● **Task brief**
From the data that follows, report how many lines hold the string "duties", giving only the number.

(Dataset entries)
....
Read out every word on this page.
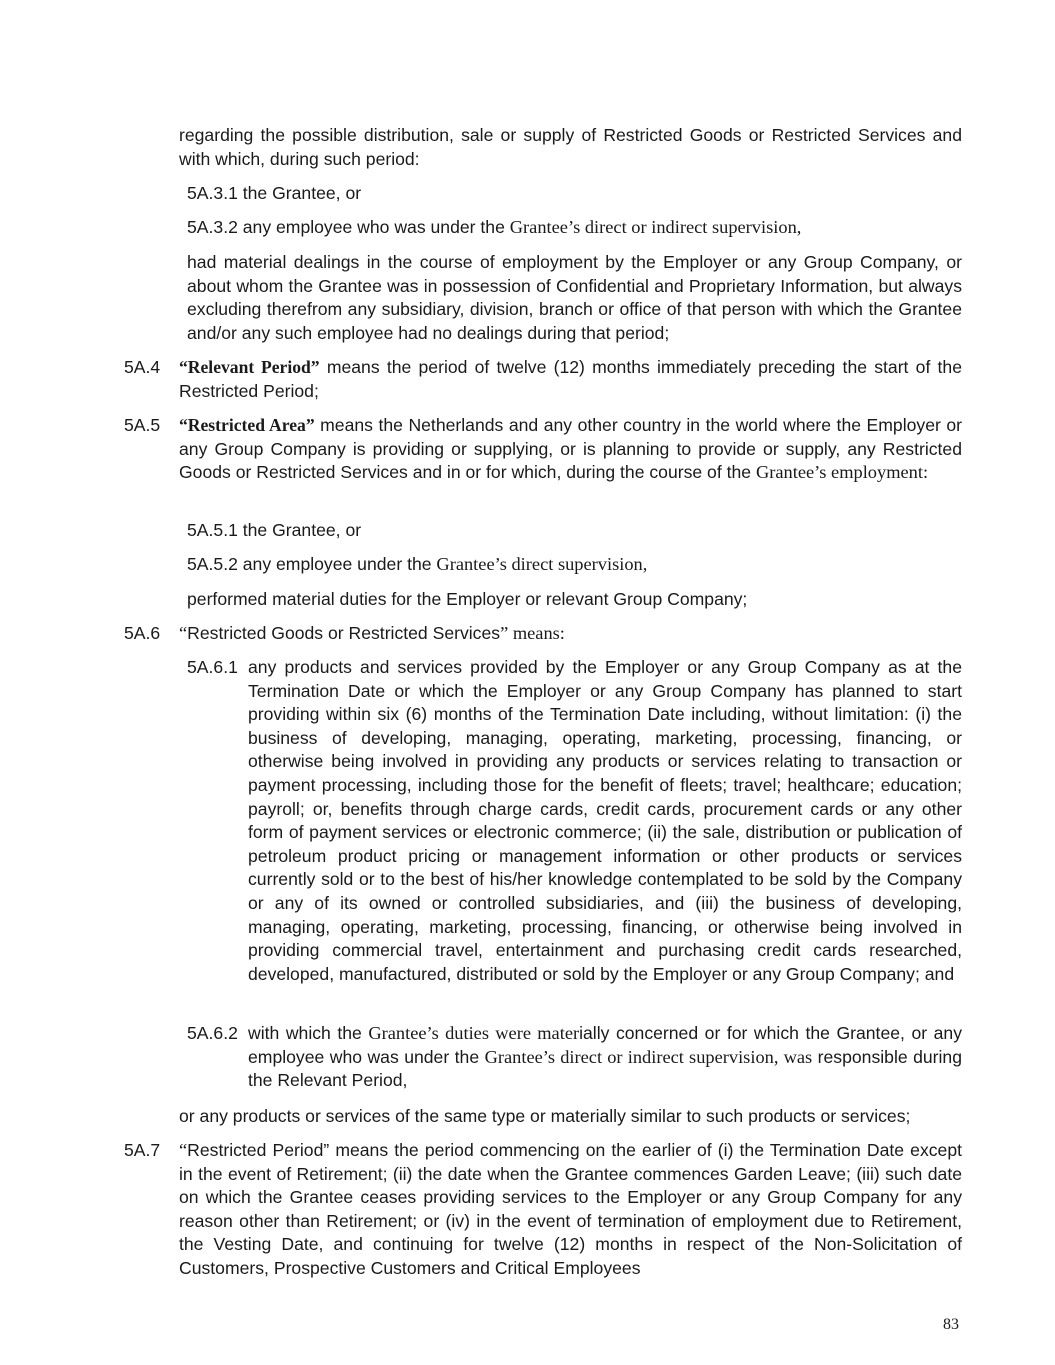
regarding the possible distribution, sale or supply of Restricted Goods or Restricted Services and with which, during such period:

5A.3.1 the Grantee, or

5A.3.2 any employee who was under the Grantee’s direct or indirect supervision,

had material dealings in the course of employment by the Employer or any Group Company, or about whom the Grantee was in possession of Confidential and Proprietary Information, but always excluding therefrom any subsidiary, division, branch or office of that person with which the Grantee and/or any such employee had no dealings during that period;

5A.4 “Relevant Period” means the period of twelve (12) months immediately preceding the start of the Restricted Period;

5A.5 “Restricted Area” means the Netherlands and any other country in the world where the Employer or any Group Company is providing or supplying, or is planning to provide or supply, any Restricted Goods or Restricted Services and in or for which, during the course of the Grantee’s employment:

5A.5.1 the Grantee, or

5A.5.2 any employee under the Grantee’s direct supervision,

performed material duties for the Employer or relevant Group Company;

5A.6 “Restricted Goods or Restricted Services” means:

5A.6.1 any products and services provided by the Employer or any Group Company as at the Termination Date or which the Employer or any Group Company has planned to start providing within six (6) months of the Termination Date including, without limitation: (i) the business of developing, managing, operating, marketing, processing, financing, or otherwise being involved in providing any products or services relating to transaction or payment processing, including those for the benefit of fleets; travel; healthcare; education; payroll; or, benefits through charge cards, credit cards, procurement cards or any other form of payment services or electronic commerce; (ii) the sale, distribution or publication of petroleum product pricing or management information or other products or services currently sold or to the best of his/her knowledge contemplated to be sold by the Company or any of its owned or controlled subsidiaries, and (iii) the business of developing, managing, operating, marketing, processing, financing, or otherwise being involved in providing commercial travel, entertainment and purchasing credit cards researched, developed, manufactured, distributed or sold by the Employer or any Group Company; and

5A.6.2 with which the Grantee’s duties were materially concerned or for which the Grantee, or any employee who was under the Grantee’s direct or indirect supervision, was responsible during the Relevant Period,

or any products or services of the same type or materially similar to such products or services;

5A.7 “Restricted Period” means the period commencing on the earlier of (i) the Termination Date except in the event of Retirement; (ii) the date when the Grantee commences Garden Leave; (iii) such date on which the Grantee ceases providing services to the Employer or any Group Company for any reason other than Retirement; or (iv) in the event of termination of employment due to Retirement, the Vesting Date, and continuing for twelve (12) months in respect of the Non-Solicitation of Customers, Prospective Customers and Critical Employees

83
....
● **Full answer**
2